=== Page ===

Gen. liability is insurance in the event someone is injured as a result of your action or inaction. In this case, if you are not plowing anything besides your own property you should be covered under the insurance you already have. Usually, you would only need additional general liability insurance if you are plowing other than your own property. But, always check with your insurance agent as the laws change from state to state and insurance company to insurance company. What you want to do, is find out if your backup guy has liability insurance. If he does not, you will have a problem collecting any damages he does. Also, if you pay him, you can deduct that as a business expense. The problem is that many plow guys do not pay taxes; therefore do not want you listing them as a recipient of any income from plowing.


----------



## Herm Witte (Jan 27, 2009)

"In the residential market here I see a definate need for a reliable, professional service. There are a lot of people doing it but most are unreliable or dishonest or both...."

I'm dissappointed in the slam to our industry. That's quite a statement.


----------



## big acres (Nov 8, 2007)

Herm Witte;801080 said:



> "In the residential market here I see a definate need for a reliable, professional service. There are a lot of people doing it but most are unreliable or dishonest or both...."
> 
> I'm dissappointed in the slam to our industry. That's quite a statement.


As an owner/manager of multiple rental properties, he has experience on the other end of the deal -which many here do not. I think it is our fellow plowers that have given the poster this bad taste. Based on his thread, he clearly has a better grasp of this business than many people on this site... and he has never "dropped a blade" yet. Just my .02


----------



## TrevorsLawnCare (Dec 4, 2008)

big acres;801110 said:


> As an owner/manager of multiple rental properties, he has experience on the other end of the deal -which many here do not. I think it is our fellow plowers that have given the poster this bad taste. Based on his thread, he clearly has a better grasp of this business than many people on this site... and he has never "dropped a blade" yet. Just my .02


Agreed. BTW, JKA, what part of the big sky state are you in? My dad grew up in Absarokee and I have family dotted across that beautiful state. My uncle is in Big Timber now.

=== Supplied information ===

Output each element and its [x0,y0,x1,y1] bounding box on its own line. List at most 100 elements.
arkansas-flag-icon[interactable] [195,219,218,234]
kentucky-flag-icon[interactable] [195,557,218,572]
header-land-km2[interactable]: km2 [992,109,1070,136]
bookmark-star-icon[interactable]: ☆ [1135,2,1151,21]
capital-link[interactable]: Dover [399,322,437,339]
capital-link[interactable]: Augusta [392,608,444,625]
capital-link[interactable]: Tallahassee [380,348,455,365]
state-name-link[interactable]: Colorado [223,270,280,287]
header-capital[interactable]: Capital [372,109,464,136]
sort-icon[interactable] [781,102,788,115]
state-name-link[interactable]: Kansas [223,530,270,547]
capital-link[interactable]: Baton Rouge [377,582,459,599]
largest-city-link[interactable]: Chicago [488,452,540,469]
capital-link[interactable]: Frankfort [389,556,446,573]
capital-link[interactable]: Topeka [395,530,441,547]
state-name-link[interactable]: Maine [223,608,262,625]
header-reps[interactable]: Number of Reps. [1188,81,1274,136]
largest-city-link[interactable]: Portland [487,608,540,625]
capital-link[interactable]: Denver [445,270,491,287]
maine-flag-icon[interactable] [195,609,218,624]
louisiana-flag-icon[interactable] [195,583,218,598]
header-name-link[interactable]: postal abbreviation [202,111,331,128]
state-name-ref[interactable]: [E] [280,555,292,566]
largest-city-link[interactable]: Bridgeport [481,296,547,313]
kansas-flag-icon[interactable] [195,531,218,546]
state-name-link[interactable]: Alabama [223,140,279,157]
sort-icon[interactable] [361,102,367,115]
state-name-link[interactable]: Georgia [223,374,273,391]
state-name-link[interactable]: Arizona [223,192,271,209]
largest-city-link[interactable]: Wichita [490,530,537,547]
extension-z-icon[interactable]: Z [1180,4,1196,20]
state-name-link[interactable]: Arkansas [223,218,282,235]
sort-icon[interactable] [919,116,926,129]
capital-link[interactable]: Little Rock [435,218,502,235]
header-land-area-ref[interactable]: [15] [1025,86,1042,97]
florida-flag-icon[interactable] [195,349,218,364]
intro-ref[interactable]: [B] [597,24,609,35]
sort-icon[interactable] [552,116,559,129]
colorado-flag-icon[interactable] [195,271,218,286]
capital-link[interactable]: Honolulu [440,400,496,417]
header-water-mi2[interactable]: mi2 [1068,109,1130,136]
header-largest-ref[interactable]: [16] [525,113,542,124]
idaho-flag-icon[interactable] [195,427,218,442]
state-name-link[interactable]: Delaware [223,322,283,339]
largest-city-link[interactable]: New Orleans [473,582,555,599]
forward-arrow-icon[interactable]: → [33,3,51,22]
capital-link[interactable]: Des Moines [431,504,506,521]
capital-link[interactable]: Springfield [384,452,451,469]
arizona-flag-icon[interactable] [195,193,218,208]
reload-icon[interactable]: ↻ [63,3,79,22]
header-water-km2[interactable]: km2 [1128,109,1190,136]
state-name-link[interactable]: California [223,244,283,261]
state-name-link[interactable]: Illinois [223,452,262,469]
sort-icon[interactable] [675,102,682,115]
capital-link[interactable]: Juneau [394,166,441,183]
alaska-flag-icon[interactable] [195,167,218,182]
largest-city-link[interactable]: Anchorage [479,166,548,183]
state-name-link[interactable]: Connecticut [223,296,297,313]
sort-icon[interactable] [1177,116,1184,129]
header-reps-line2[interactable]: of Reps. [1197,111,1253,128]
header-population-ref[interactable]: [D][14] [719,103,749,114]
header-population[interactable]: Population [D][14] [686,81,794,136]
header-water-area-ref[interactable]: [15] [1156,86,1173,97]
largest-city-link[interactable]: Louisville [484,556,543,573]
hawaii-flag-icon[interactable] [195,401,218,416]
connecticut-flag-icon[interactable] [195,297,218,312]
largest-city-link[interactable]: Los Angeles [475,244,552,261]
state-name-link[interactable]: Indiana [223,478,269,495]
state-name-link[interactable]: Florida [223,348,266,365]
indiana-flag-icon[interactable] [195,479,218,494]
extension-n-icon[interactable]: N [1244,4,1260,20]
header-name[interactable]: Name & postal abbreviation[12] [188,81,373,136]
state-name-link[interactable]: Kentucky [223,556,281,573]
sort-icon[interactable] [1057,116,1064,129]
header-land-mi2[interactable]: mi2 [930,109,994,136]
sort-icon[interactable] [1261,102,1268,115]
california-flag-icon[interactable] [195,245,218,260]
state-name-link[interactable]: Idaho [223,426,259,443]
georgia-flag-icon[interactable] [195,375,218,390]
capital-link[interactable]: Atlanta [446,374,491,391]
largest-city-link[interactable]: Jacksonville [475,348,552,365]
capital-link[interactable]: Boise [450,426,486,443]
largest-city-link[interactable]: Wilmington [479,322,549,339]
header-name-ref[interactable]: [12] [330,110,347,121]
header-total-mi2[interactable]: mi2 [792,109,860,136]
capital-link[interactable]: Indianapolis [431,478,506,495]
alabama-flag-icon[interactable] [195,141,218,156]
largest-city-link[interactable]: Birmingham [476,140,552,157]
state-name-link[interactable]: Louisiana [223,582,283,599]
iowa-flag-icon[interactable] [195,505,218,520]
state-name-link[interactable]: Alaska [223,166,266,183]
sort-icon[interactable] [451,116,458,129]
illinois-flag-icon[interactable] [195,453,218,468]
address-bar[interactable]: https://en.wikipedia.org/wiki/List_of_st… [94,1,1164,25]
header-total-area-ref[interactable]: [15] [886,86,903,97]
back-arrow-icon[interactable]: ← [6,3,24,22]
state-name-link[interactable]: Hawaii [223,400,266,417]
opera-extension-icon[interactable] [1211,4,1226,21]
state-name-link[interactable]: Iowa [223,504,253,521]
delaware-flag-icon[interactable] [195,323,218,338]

===

### Required tasks
(a) Answer these questions from the plowing thread:
(i) When would you usually need additional general liability insurance?
(ii) What is Herm Witte disappointed in?
(iii) Where did TrevorsLawnCare's dad grow up?
(b) Reproduce the plowing thread word for word from "Gen. liability is" to "(Jan 27, 2009)".

### Full solutions
(a)
(i) If you are plowing other than your own property.
(ii) The slam to the industry.
(iii) Absarokee.

(b)
Gen. liability is insurance in the event someone is injured as a result of your action or inaction. In this case, if you are not plowing anything besides your own property you should be covered under the insurance you already have. Usually, you would only need additional general liability insurance if you are plowing other than your own property. But, always check with your insurance agent as the laws change from state to state and insurance company to insurance company. What you want to do, is find out if your backup guy has liability insurance. If he does not, you will have a problem collecting any damages he does. Also, if you pay him, you can deduct that as a business expense. The problem is that many plow guys do not pay taxes; therefore do not want you listing them as a recipient of any income from plowing.


----------



## Herm Witte (Jan 27, 2009)